» REQUIRED WORK
Your task is to tally the lines of the listing containing the word "요실금만" and report the figure alone.

» SOURCE DATA
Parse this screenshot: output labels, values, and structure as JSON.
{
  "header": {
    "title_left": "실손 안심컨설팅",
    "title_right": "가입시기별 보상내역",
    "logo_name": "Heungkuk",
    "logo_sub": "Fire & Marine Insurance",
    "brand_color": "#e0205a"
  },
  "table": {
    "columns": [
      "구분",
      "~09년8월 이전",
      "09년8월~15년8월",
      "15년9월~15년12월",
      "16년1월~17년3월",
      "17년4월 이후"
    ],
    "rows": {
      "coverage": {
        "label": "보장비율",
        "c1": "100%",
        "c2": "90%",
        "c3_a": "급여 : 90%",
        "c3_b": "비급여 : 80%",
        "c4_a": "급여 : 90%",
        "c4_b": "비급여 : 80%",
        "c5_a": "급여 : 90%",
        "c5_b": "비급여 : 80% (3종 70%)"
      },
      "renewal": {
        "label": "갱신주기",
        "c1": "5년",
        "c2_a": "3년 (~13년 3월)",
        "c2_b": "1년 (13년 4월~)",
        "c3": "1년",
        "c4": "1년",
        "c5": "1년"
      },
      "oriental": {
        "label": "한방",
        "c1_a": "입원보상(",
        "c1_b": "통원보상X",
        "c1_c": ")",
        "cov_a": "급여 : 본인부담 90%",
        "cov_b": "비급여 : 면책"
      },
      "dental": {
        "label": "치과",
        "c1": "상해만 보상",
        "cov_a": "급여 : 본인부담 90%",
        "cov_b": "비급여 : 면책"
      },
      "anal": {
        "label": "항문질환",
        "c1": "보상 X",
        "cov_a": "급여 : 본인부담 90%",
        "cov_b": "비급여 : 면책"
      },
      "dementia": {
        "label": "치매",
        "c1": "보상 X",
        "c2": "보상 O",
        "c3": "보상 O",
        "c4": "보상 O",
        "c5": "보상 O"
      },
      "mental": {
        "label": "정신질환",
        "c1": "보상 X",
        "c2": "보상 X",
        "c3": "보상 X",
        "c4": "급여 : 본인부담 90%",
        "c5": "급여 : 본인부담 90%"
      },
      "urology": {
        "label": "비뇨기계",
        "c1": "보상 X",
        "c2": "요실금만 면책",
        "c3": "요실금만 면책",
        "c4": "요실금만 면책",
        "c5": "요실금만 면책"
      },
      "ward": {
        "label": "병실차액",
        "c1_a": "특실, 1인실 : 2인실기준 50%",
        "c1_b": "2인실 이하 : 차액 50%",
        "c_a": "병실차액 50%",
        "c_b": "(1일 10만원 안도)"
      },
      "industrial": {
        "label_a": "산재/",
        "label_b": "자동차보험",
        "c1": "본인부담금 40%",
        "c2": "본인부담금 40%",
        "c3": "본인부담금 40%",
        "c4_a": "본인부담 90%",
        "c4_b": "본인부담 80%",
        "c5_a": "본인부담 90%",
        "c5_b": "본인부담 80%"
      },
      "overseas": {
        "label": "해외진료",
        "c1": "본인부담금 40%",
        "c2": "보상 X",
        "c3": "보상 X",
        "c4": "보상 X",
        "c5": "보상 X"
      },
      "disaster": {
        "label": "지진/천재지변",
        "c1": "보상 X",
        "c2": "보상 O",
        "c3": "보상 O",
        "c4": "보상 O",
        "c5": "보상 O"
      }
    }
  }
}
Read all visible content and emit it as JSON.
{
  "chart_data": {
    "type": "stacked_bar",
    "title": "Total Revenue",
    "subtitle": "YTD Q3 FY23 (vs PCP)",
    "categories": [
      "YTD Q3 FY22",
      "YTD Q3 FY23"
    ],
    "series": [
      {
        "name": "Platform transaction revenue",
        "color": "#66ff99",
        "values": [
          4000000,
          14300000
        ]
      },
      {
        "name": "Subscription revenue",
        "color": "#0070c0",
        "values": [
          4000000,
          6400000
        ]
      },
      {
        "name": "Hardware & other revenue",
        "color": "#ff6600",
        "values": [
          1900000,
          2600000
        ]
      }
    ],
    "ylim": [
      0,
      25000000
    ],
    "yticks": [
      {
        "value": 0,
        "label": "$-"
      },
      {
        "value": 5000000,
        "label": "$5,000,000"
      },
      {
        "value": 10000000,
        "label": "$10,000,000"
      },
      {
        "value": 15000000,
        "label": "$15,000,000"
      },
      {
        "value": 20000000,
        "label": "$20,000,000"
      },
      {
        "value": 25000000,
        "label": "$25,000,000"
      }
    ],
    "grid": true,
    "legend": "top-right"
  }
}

» REPLY
4